DIRECTIONS. Leave out the pictures and repeat the data exactly.
* * * * * * *
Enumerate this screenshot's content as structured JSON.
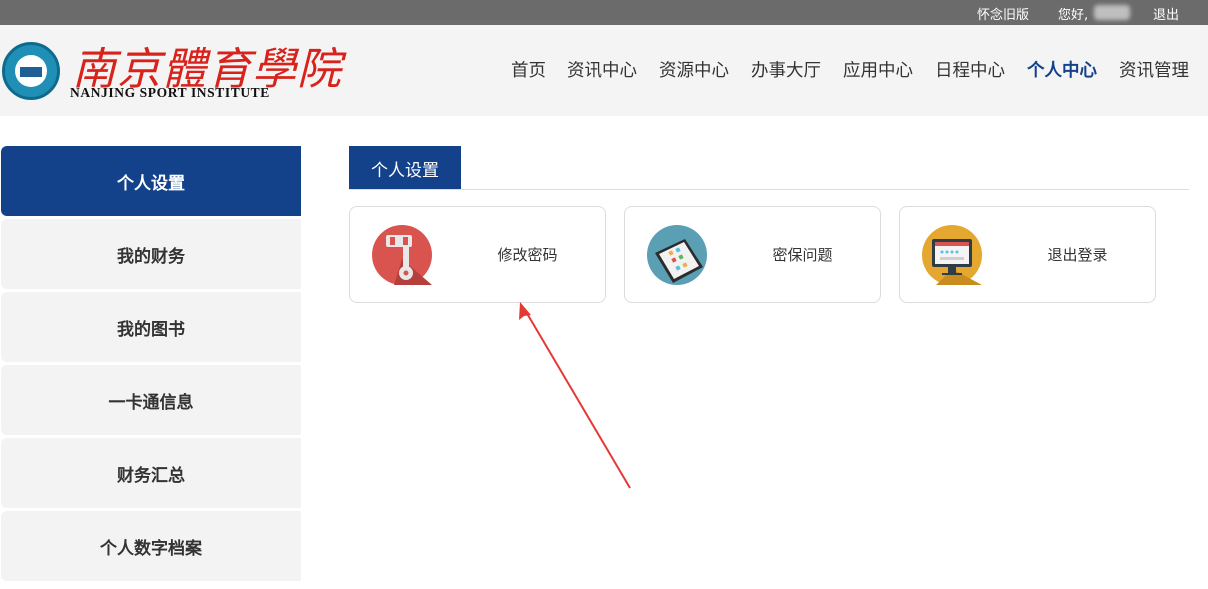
{
  "topbar": {
    "old_version": "怀念旧版",
    "greeting": "您好,",
    "logout": "退出"
  },
  "header": {
    "logo_cn": "南京體育學院",
    "logo_en": "NANJING SPORT INSTITUTE"
  },
  "nav": {
    "items": [
      "首页",
      "资讯中心",
      "资源中心",
      "办事大厅",
      "应用中心",
      "日程中心",
      "个人中心",
      "资讯管理"
    ],
    "active": "个人中心"
  },
  "sidebar": {
    "items": [
      "个人设置",
      "我的财务",
      "我的图书",
      "一卡通信息",
      "财务汇总",
      "个人数字档案"
    ],
    "active": "个人设置"
  },
  "main": {
    "section_title": "个人设置",
    "cards": [
      {
        "label": "修改密码",
        "icon": "key-icon"
      },
      {
        "label": "密保问题",
        "icon": "phone-icon"
      },
      {
        "label": "退出登录",
        "icon": "monitor-icon"
      }
    ]
  },
  "colors": {
    "brand_blue": "#13428a",
    "topbar_gray": "#6b6b6b",
    "logo_red": "#d8231c",
    "annotation_red": "#e53935"
  }
}
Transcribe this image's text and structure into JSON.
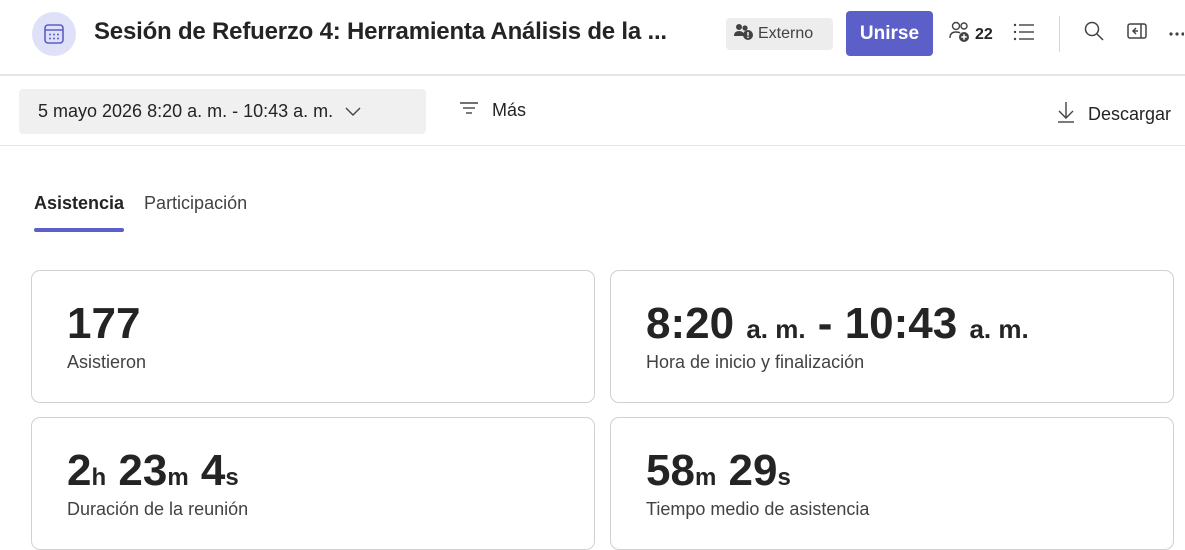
{
  "header": {
    "title": "Sesión de Refuerzo 4: Herramienta Análisis de la ...",
    "badge_label": "Externo",
    "join_label": "Unirse",
    "participants_count": "22",
    "icons": [
      "calendar-icon",
      "external-people-icon",
      "people-add-icon",
      "list-icon",
      "search-icon",
      "side-panel-icon",
      "more-icon"
    ]
  },
  "toolbar": {
    "date_range": "5 mayo 2026 8:20 a. m. - 10:43 a. m.",
    "more_label": "Más",
    "download_label": "Descargar"
  },
  "tabs": [
    {
      "label": "Asistencia",
      "active": true
    },
    {
      "label": "Participación",
      "active": false
    }
  ],
  "stats": {
    "attended": {
      "value": "177",
      "label": "Asistieron"
    },
    "time_range": {
      "start": "8:20",
      "start_ampm": "a. m.",
      "separator": "-",
      "end": "10:43",
      "end_ampm": "a. m.",
      "label": "Hora de inicio y finalización"
    },
    "duration": {
      "h": "2",
      "h_unit": "h",
      "m": "23",
      "m_unit": "m",
      "s": "4",
      "s_unit": "s",
      "label": "Duración de la reunión"
    },
    "avg_attendance": {
      "m": "58",
      "m_unit": "m",
      "s": "29",
      "s_unit": "s",
      "label": "Tiempo medio de asistencia"
    }
  },
  "colors": {
    "accent": "#5b5fc7",
    "icon_bg": "#dfe1f8"
  }
}
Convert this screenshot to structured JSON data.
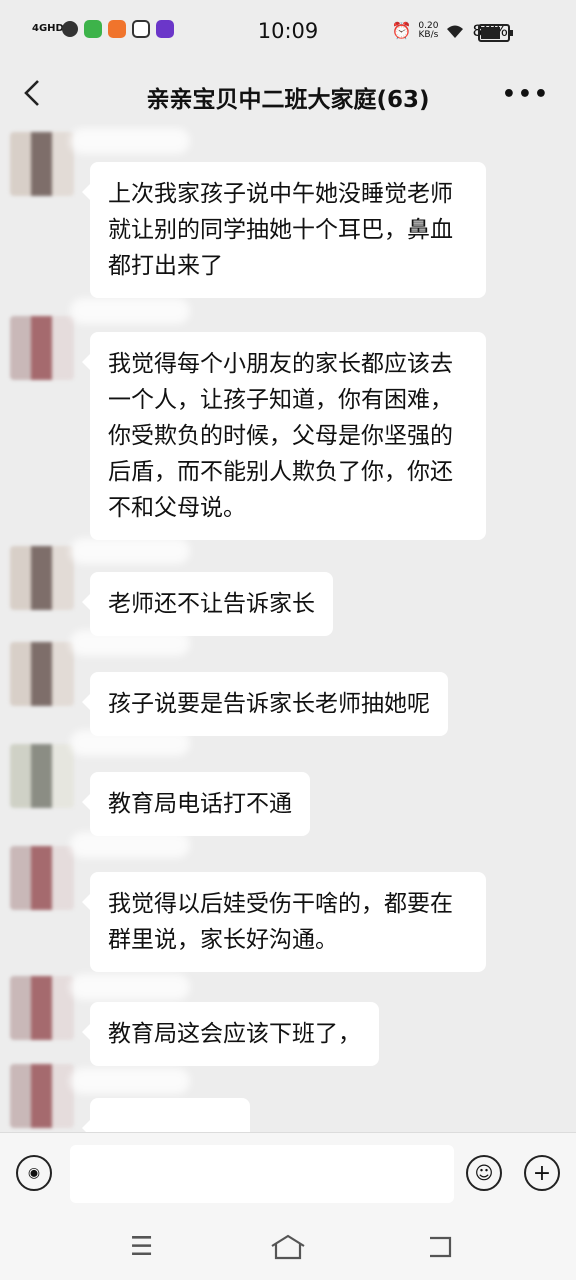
{
  "status_bar": {
    "network": "4GHD",
    "time": "10:09",
    "net_speed": "0.20",
    "net_speed_unit": "KB/s",
    "battery_text": "80%",
    "battery_level": 0.8
  },
  "header": {
    "title": "亲亲宝贝中二班大家庭(63)",
    "back_icon": "chevron-left-icon",
    "more_icon": "more-dots-icon"
  },
  "messages": [
    {
      "text": "上次我家孩子说中午她没睡觉老师就让别的同学抽她十个耳巴，鼻血都打出来了"
    },
    {
      "text": "我觉得每个小朋友的家长都应该去一个人，让孩子知道，你有困难，你受欺负的时候，父母是你坚强的后盾，而不能别人欺负了你，你还不和父母说。"
    },
    {
      "text": "老师还不让告诉家长"
    },
    {
      "text": "孩子说要是告诉家长老师抽她呢"
    },
    {
      "text": "教育局电话打不通"
    },
    {
      "text": "我觉得以后娃受伤干啥的，都要在群里说，家长好沟通。"
    },
    {
      "text": "教育局这会应该下班了，"
    }
  ],
  "input_bar": {
    "voice_icon": "voice-icon",
    "emoji_icon": "emoji-icon",
    "add_icon": "plus-icon",
    "text_value": ""
  },
  "nav_bar": {
    "menu_icon": "menu-icon",
    "home_icon": "home-icon",
    "back_icon": "back-arrow-icon"
  }
}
* * * * * * *
THE ANSWER.
Enumerate this screenshot's content as structured JSON.
{
  "topbar": {
    "old_version": "怀念旧版",
    "greeting": "您好,",
    "logout": "退出"
  },
  "header": {
    "logo_cn": "南京體育學院",
    "logo_en": "NANJING SPORT INSTITUTE"
  },
  "nav": {
    "items": [
      "首页",
      "资讯中心",
      "资源中心",
      "办事大厅",
      "应用中心",
      "日程中心",
      "个人中心",
      "资讯管理"
    ],
    "active": "个人中心"
  },
  "sidebar": {
    "items": [
      "个人设置",
      "我的财务",
      "我的图书",
      "一卡通信息",
      "财务汇总",
      "个人数字档案"
    ],
    "active": "个人设置"
  },
  "main": {
    "section_title": "个人设置",
    "cards": [
      {
        "label": "修改密码",
        "icon": "key-icon"
      },
      {
        "label": "密保问题",
        "icon": "phone-icon"
      },
      {
        "label": "退出登录",
        "icon": "monitor-icon"
      }
    ]
  },
  "colors": {
    "brand_blue": "#13428a",
    "topbar_gray": "#6b6b6b",
    "logo_red": "#d8231c",
    "annotation_red": "#e53935"
  }
}
Transcribe this image's text and structure into JSON.
{
  "header": {
    "title": "Sesión de Refuerzo 4: Herramienta Análisis de la ...",
    "badge_label": "Externo",
    "join_label": "Unirse",
    "participants_count": "22",
    "icons": [
      "calendar-icon",
      "external-people-icon",
      "people-add-icon",
      "list-icon",
      "search-icon",
      "side-panel-icon",
      "more-icon"
    ]
  },
  "toolbar": {
    "date_range": "5 mayo 2026 8:20 a. m. - 10:43 a. m.",
    "more_label": "Más",
    "download_label": "Descargar"
  },
  "tabs": [
    {
      "label": "Asistencia",
      "active": true
    },
    {
      "label": "Participación",
      "active": false
    }
  ],
  "stats": {
    "attended": {
      "value": "177",
      "label": "Asistieron"
    },
    "time_range": {
      "start": "8:20",
      "start_ampm": "a. m.",
      "separator": "-",
      "end": "10:43",
      "end_ampm": "a. m.",
      "label": "Hora de inicio y finalización"
    },
    "duration": {
      "h": "2",
      "h_unit": "h",
      "m": "23",
      "m_unit": "m",
      "s": "4",
      "s_unit": "s",
      "label": "Duración de la reunión"
    },
    "avg_attendance": {
      "m": "58",
      "m_unit": "m",
      "s": "29",
      "s_unit": "s",
      "label": "Tiempo medio de asistencia"
    }
  },
  "colors": {
    "accent": "#5b5fc7",
    "icon_bg": "#dfe1f8"
  }
}
Convert this screenshot to structured JSON data.
{
  "status_bar": {
    "network": "4GHD",
    "time": "10:09",
    "net_speed": "0.20",
    "net_speed_unit": "KB/s",
    "battery_text": "80%",
    "battery_level": 0.8
  },
  "header": {
    "title": "亲亲宝贝中二班大家庭(63)",
    "back_icon": "chevron-left-icon",
    "more_icon": "more-dots-icon"
  },
  "messages": [
    {
      "text": "上次我家孩子说中午她没睡觉老师就让别的同学抽她十个耳巴，鼻血都打出来了"
    },
    {
      "text": "我觉得每个小朋友的家长都应该去一个人，让孩子知道，你有困难，你受欺负的时候，父母是你坚强的后盾，而不能别人欺负了你，你还不和父母说。"
    },
    {
      "text": "老师还不让告诉家长"
    },
    {
      "text": "孩子说要是告诉家长老师抽她呢"
    },
    {
      "text": "教育局电话打不通"
    },
    {
      "text": "我觉得以后娃受伤干啥的，都要在群里说，家长好沟通。"
    },
    {
      "text": "教育局这会应该下班了，"
    }
  ],
  "input_bar": {
    "voice_icon": "voice-icon",
    "emoji_icon": "emoji-icon",
    "add_icon": "plus-icon",
    "text_value": ""
  },
  "nav_bar": {
    "menu_icon": "menu-icon",
    "home_icon": "home-icon",
    "back_icon": "back-arrow-icon"
  }
}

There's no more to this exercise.